Exercise aim:
Go to the line that contains "Read out every word on this page." and extract it along with every line after it, exactly, through the end of the data below.

○ ○ ○ ○ ○ ○ ○

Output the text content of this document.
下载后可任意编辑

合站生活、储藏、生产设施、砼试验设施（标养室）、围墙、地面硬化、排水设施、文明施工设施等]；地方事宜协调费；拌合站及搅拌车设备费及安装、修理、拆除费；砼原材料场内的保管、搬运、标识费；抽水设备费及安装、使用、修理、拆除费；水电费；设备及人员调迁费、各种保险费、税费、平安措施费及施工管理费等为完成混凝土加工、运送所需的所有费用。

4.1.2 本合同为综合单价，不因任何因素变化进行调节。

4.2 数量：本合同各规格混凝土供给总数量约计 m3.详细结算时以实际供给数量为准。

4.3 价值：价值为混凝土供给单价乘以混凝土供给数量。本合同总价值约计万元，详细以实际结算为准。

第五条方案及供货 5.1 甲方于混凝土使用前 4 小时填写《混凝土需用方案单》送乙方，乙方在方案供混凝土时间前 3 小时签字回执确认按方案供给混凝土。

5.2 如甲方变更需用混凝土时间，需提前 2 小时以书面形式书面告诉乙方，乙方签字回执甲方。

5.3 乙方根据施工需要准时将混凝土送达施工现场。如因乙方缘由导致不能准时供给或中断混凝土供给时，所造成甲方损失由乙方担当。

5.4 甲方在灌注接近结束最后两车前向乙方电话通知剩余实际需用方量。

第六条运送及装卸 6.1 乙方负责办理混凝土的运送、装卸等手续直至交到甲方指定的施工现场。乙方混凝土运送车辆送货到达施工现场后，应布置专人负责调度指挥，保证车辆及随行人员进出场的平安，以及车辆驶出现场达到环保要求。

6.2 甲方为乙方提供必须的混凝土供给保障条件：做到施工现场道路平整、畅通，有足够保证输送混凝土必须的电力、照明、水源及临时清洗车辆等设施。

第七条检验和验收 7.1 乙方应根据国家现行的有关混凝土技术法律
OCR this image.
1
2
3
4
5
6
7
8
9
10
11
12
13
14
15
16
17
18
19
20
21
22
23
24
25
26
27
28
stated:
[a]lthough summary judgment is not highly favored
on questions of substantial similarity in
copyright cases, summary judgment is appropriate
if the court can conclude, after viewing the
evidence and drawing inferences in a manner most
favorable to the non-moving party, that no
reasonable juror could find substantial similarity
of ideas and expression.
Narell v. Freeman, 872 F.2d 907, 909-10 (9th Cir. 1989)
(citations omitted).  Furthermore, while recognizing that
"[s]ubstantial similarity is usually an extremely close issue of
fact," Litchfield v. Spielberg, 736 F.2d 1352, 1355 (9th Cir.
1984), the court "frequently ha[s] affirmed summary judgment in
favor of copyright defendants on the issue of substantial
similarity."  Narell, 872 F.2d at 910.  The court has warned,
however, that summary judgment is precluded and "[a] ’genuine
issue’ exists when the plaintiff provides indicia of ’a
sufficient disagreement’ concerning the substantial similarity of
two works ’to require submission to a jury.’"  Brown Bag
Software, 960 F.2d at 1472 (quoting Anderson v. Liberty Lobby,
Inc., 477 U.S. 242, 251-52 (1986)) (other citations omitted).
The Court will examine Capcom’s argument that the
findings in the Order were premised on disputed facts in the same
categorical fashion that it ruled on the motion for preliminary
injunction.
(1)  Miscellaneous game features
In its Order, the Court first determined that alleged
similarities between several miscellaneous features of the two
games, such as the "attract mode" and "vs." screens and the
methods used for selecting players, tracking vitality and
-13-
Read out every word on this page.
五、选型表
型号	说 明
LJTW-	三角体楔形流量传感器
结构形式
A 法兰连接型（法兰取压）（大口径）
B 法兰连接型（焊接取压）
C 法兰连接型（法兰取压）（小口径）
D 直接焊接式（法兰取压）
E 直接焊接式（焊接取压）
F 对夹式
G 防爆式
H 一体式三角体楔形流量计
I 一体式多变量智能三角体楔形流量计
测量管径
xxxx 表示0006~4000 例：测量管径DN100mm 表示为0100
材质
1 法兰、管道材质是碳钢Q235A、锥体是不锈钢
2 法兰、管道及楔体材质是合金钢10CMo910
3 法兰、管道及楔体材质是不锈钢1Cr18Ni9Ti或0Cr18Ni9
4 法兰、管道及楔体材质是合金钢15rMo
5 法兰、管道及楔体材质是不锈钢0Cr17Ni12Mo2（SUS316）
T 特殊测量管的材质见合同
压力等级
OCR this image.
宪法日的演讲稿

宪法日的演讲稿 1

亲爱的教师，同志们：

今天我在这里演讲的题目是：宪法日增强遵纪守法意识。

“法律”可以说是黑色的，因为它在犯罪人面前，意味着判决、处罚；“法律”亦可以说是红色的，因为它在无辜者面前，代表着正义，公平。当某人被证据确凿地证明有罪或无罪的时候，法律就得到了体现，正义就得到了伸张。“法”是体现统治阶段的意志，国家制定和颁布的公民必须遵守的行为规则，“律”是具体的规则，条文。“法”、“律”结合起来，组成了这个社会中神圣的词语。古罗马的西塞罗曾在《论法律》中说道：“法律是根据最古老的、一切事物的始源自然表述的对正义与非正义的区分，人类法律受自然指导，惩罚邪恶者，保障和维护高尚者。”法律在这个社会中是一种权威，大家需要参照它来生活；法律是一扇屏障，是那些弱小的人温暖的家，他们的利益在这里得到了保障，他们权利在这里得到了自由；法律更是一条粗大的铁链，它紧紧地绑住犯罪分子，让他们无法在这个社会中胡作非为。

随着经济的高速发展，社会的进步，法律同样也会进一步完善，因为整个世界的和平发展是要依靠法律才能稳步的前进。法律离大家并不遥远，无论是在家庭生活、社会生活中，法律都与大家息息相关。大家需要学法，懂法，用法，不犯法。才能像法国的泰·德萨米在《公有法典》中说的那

○ ○ ○ ○ ○ ○ ○

Output of the exercise:
Read out every word on this page.
五、选型表
型号	说 明
LJTW-	三角体楔形流量传感器
结构形式
A 法兰连接型（法兰取压）（大口径）
B 法兰连接型（焊接取压）
C 法兰连接型（法兰取压）（小口径）
D 直接焊接式（法兰取压）
E 直接焊接式（焊接取压）
F 对夹式
G 防爆式
H 一体式三角体楔形流量计
I 一体式多变量智能三角体楔形流量计
测量管径
xxxx 表示0006~4000 例：测量管径DN100mm 表示为0100
材质
1 法兰、管道材质是碳钢Q235A、锥体是不锈钢
2 法兰、管道及楔体材质是合金钢10CMo910
3 法兰、管道及楔体材质是不锈钢1Cr18Ni9Ti或0Cr18Ni9
4 法兰、管道及楔体材质是合金钢15rMo
5 法兰、管道及楔体材质是不锈钢0Cr17Ni12Mo2（SUS316）
T 特殊测量管的材质见合同
压力等级
OCR this image.
宪法日的演讲稿

宪法日的演讲稿 1

亲爱的教师，同志们：

今天我在这里演讲的题目是：宪法日增强遵纪守法意识。

“法律”可以说是黑色的，因为它在犯罪人面前，意味着判决、处罚；“法律”亦可以说是红色的，因为它在无辜者面前，代表着正义，公平。当某人被证据确凿地证明有罪或无罪的时候，法律就得到了体现，正义就得到了伸张。“法”是体现统治阶段的意志，国家制定和颁布的公民必须遵守的行为规则，“律”是具体的规则，条文。“法”、“律”结合起来，组成了这个社会中神圣的词语。古罗马的西塞罗曾在《论法律》中说道：“法律是根据最古老的、一切事物的始源自然表述的对正义与非正义的区分，人类法律受自然指导，惩罚邪恶者，保障和维护高尚者。”法律在这个社会中是一种权威，大家需要参照它来生活；法律是一扇屏障，是那些弱小的人温暖的家，他们的利益在这里得到了保障，他们权利在这里得到了自由；法律更是一条粗大的铁链，它紧紧地绑住犯罪分子，让他们无法在这个社会中胡作非为。

随着经济的高速发展，社会的进步，法律同样也会进一步完善，因为整个世界的和平发展是要依靠法律才能稳步的前进。法律离大家并不遥远，无论是在家庭生活、社会生活中，法律都与大家息息相关。大家需要学法，懂法，用法，不犯法。才能像法国的泰·德萨米在《公有法典》中说的那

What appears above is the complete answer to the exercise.